Work out the number of lines in the records that include the word "kirkon"; reply with that number alone.

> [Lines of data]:
■ ■ ■ ■ ■
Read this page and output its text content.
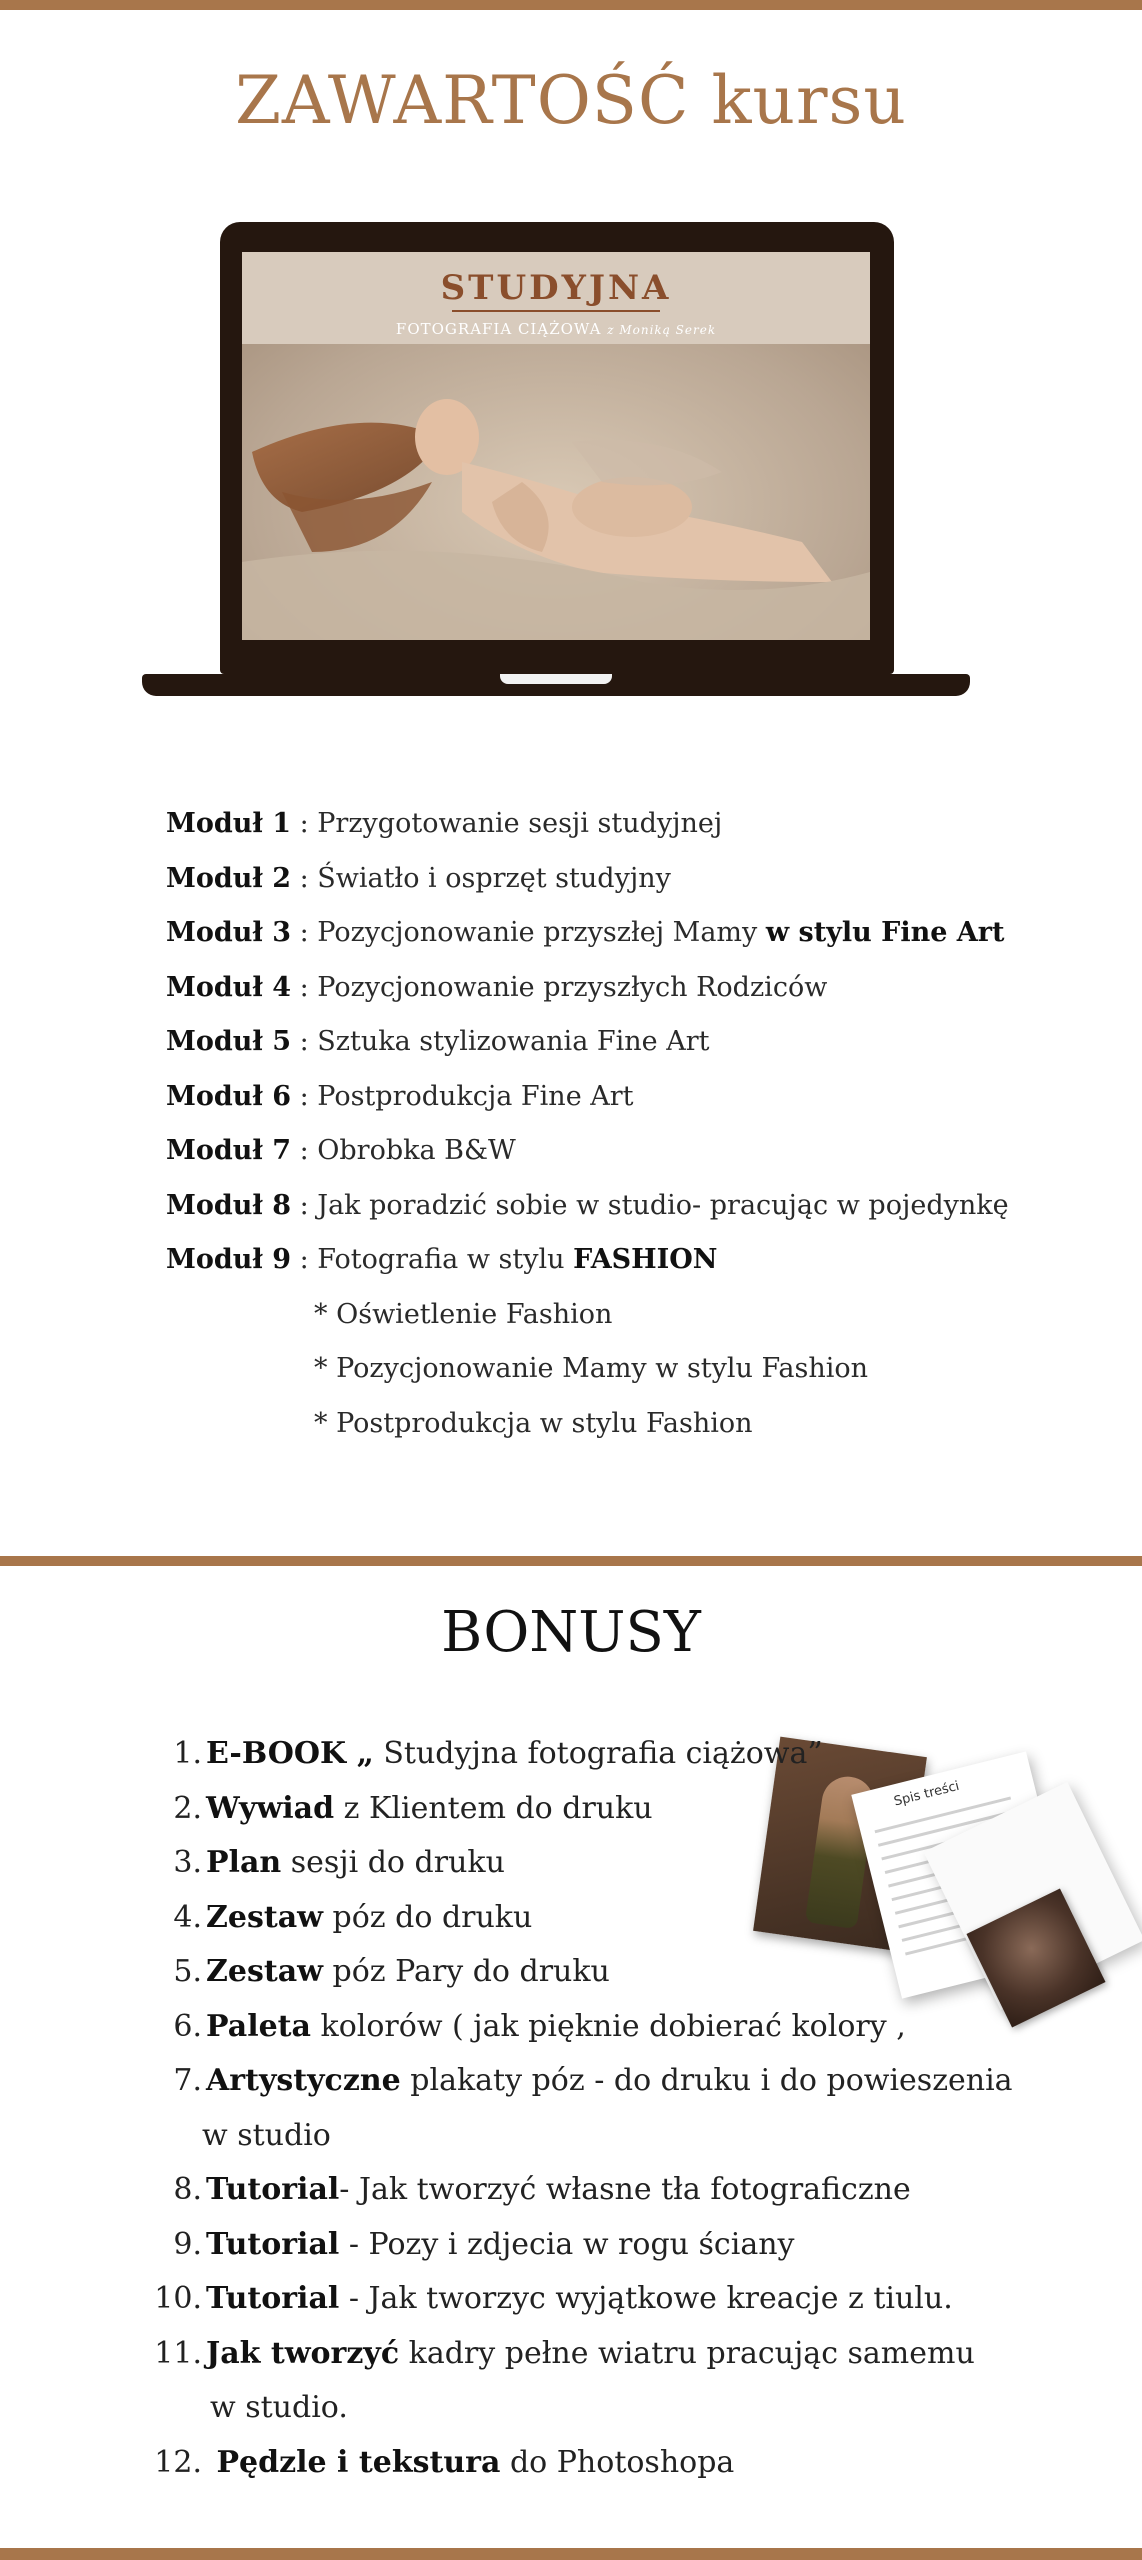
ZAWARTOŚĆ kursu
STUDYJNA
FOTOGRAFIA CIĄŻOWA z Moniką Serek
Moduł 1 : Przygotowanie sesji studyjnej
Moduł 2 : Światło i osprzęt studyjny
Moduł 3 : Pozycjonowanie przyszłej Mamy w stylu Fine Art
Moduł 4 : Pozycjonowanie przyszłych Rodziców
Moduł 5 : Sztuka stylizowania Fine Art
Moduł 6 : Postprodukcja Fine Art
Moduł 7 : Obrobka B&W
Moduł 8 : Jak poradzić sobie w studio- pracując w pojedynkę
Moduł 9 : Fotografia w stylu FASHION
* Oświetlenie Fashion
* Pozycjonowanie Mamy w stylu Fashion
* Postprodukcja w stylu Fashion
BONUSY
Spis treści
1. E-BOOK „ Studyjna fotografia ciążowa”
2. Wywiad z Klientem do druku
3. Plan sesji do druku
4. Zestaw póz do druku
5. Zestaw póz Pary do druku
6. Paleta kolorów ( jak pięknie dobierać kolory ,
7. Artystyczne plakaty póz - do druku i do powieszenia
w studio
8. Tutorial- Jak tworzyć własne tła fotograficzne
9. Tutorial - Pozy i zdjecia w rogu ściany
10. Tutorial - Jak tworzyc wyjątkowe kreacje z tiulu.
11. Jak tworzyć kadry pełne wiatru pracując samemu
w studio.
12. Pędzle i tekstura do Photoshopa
■ ■ ■ ■ ■
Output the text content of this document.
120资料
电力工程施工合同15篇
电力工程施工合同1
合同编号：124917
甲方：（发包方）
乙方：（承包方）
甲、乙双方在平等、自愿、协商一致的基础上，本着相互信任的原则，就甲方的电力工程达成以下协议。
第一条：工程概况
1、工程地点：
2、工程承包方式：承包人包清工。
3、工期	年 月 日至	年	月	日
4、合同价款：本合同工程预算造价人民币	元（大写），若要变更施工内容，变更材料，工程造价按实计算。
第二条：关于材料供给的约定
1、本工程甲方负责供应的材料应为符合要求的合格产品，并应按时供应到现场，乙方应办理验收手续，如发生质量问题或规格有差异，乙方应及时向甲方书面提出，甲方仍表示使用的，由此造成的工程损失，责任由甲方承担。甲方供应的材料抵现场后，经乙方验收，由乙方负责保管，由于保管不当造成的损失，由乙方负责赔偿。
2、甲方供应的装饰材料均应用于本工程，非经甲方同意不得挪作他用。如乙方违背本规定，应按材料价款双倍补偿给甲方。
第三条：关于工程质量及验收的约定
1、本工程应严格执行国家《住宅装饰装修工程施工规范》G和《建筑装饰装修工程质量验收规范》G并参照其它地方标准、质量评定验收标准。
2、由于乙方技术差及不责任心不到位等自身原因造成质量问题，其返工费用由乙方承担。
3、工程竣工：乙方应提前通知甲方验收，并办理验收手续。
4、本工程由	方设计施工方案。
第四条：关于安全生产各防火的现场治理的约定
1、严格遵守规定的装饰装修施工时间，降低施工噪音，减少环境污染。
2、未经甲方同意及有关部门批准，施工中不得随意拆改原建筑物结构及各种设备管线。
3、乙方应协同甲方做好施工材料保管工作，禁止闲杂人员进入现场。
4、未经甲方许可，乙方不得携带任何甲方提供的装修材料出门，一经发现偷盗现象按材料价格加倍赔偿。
■ ■ ■ ■ ■
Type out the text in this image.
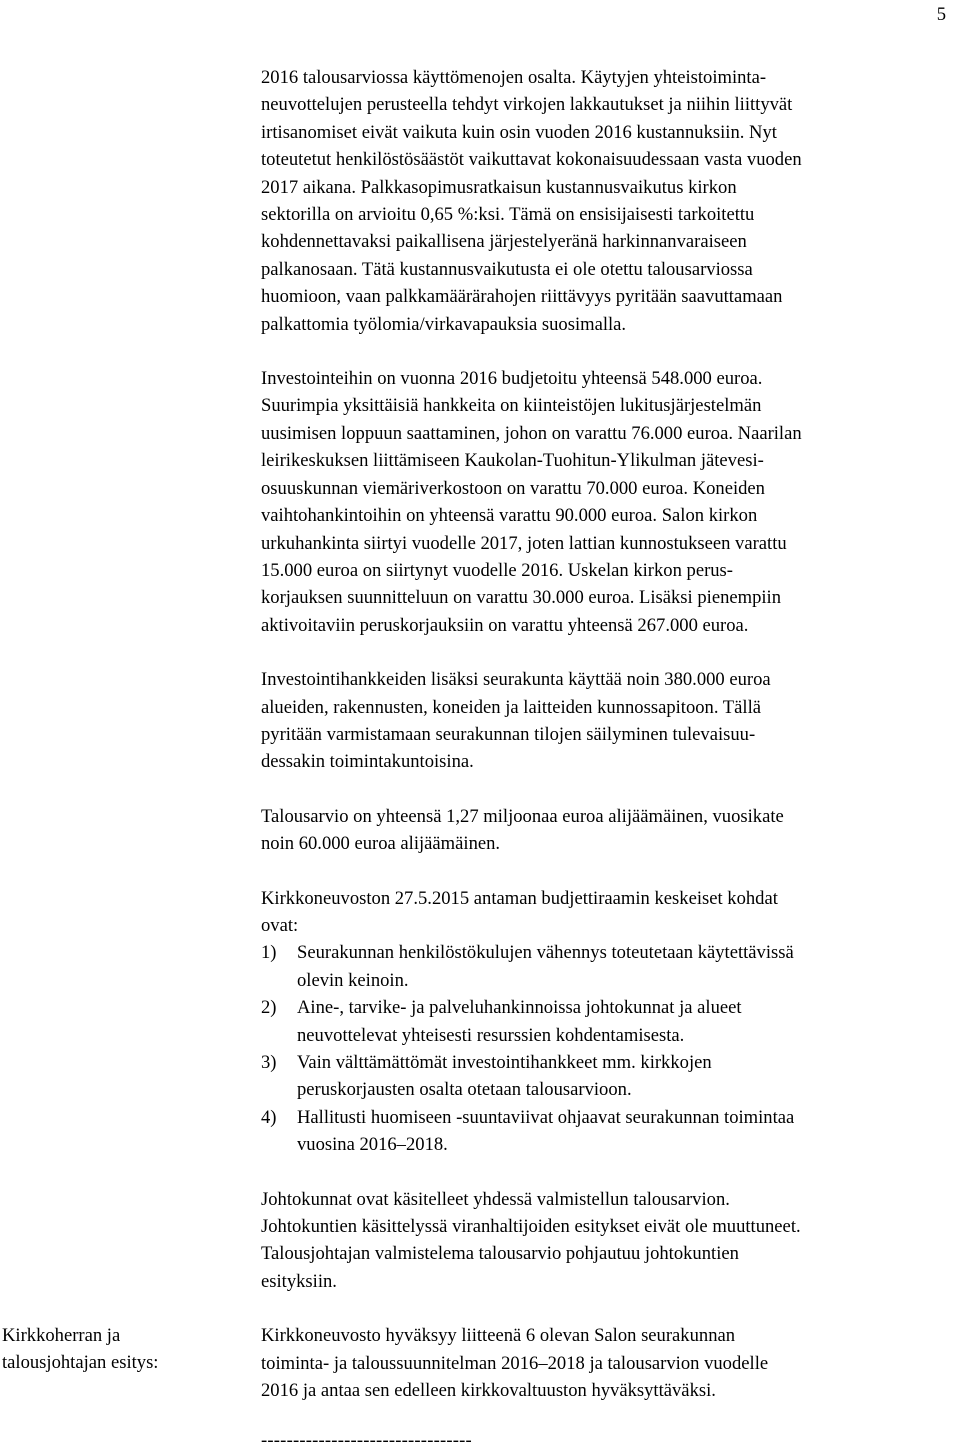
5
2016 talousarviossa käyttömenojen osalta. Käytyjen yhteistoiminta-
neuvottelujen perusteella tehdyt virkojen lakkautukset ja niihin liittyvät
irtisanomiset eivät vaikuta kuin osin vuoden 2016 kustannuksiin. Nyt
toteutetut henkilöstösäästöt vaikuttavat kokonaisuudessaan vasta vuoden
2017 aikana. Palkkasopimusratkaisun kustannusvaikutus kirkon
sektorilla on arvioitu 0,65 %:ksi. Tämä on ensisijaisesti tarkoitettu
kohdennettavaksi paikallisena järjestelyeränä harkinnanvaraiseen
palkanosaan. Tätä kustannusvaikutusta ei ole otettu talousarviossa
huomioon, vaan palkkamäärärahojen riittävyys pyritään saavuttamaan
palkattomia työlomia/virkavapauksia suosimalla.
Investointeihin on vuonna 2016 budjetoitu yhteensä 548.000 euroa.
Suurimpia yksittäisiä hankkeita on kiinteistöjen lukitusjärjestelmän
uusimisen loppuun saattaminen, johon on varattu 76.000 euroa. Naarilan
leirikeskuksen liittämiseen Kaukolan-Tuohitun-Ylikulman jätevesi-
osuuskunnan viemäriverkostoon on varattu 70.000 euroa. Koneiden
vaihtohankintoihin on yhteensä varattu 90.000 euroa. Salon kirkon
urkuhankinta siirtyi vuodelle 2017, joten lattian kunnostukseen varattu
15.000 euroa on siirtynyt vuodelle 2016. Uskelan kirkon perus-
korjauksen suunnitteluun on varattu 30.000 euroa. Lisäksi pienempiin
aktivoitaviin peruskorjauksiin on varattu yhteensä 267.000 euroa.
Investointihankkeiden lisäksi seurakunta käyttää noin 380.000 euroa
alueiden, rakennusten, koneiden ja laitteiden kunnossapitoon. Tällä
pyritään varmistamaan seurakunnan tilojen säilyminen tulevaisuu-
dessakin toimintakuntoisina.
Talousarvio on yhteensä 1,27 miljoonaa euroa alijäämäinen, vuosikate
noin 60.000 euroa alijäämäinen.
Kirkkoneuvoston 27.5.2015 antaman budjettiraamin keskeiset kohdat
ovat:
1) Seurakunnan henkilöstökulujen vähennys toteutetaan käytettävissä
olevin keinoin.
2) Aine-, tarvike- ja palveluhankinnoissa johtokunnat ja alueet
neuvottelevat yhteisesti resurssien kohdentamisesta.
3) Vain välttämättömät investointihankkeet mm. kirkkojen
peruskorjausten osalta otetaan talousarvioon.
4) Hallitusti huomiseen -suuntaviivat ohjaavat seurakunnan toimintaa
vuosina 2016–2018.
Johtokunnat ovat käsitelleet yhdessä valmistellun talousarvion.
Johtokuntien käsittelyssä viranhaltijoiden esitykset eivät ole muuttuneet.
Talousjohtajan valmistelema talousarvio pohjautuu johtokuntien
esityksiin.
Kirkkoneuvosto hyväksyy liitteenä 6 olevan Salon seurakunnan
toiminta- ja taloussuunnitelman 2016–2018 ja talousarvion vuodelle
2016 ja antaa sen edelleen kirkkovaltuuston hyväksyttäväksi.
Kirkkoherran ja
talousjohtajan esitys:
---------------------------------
■ ■ ■ ■ ■
> [COMPLETE RESPONSE]: 3